■ **YOUR INSTRUCTIONS**
Your task is to give the data again, exactly, with every line intact.

#### DATA TO USE

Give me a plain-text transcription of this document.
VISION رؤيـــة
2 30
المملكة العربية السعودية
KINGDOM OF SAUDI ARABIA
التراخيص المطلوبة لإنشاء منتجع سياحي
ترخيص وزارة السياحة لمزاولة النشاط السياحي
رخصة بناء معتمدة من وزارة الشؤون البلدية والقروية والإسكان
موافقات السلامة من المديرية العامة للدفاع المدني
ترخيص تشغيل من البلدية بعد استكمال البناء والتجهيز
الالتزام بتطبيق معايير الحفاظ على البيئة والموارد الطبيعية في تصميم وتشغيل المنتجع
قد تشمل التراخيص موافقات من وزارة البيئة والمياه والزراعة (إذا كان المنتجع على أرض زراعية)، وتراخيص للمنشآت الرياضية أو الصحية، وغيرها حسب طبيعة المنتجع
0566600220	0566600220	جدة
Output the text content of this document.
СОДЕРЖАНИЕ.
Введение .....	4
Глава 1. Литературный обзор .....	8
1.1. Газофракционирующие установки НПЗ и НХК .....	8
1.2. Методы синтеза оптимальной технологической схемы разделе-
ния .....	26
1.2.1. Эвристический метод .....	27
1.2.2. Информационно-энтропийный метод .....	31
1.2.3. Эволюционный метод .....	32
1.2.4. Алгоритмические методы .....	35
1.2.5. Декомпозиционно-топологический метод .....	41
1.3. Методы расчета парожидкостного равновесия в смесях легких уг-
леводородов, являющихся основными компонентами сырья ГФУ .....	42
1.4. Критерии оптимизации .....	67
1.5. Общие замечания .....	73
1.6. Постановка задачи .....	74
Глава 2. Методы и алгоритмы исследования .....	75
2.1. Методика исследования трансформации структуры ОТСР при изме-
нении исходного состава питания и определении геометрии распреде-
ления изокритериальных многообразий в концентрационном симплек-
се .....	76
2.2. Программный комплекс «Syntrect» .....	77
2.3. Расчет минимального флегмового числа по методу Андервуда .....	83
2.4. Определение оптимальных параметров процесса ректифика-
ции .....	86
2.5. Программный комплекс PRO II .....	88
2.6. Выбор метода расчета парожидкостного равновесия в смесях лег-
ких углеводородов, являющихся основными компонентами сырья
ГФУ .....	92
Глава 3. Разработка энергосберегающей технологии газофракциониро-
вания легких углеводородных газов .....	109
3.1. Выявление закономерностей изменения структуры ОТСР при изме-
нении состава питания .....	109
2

########

■ **SOLUTION TO THE EXERCISE**
Give me a plain-text transcription of this document.
VISION رؤيـــة
2 30
المملكة العربية السعودية
KINGDOM OF SAUDI ARABIA
التراخيص المطلوبة لإنشاء منتجع سياحي
ترخيص وزارة السياحة لمزاولة النشاط السياحي
رخصة بناء معتمدة من وزارة الشؤون البلدية والقروية والإسكان
موافقات السلامة من المديرية العامة للدفاع المدني
ترخيص تشغيل من البلدية بعد استكمال البناء والتجهيز
الالتزام بتطبيق معايير الحفاظ على البيئة والموارد الطبيعية في تصميم وتشغيل المنتجع
قد تشمل التراخيص موافقات من وزارة البيئة والمياه والزراعة (إذا كان المنتجع على أرض زراعية)، وتراخيص للمنشآت الرياضية أو الصحية، وغيرها حسب طبيعة المنتجع
0566600220	0566600220	جدة
Output the text content of this document.
СОДЕРЖАНИЕ.
Введение .....	4
Глава 1. Литературный обзор .....	8
1.1. Газофракционирующие установки НПЗ и НХК .....	8
1.2. Методы синтеза оптимальной технологической схемы разделе-
ния .....	26
1.2.1. Эвристический метод .....	27
1.2.2. Информационно-энтропийный метод .....	31
1.2.3. Эволюционный метод .....	32
1.2.4. Алгоритмические методы .....	35
1.2.5. Декомпозиционно-топологический метод .....	41
1.3. Методы расчета парожидкостного равновесия в смесях легких уг-
леводородов, являющихся основными компонентами сырья ГФУ .....	42
1.4. Критерии оптимизации .....	67
1.5. Общие замечания .....	73
1.6. Постановка задачи .....	74
Глава 2. Методы и алгоритмы исследования .....	75
2.1. Методика исследования трансформации структуры ОТСР при изме-
нении исходного состава питания и определении геометрии распреде-
ления изокритериальных многообразий в концентрационном симплек-
се .....	76
2.2. Программный комплекс «Syntrect» .....	77
2.3. Расчет минимального флегмового числа по методу Андервуда .....	83
2.4. Определение оптимальных параметров процесса ректифика-
ции .....	86
2.5. Программный комплекс PRO II .....	88
2.6. Выбор метода расчета парожидкостного равновесия в смесях лег-
ких углеводородов, являющихся основными компонентами сырья
ГФУ .....	92
Глава 3. Разработка энергосберегающей технологии газофракциониро-
вания легких углеводородных газов .....	109
3.1. Выявление закономерностей изменения структуры ОТСР при изме-
нении состава питания .....	109
2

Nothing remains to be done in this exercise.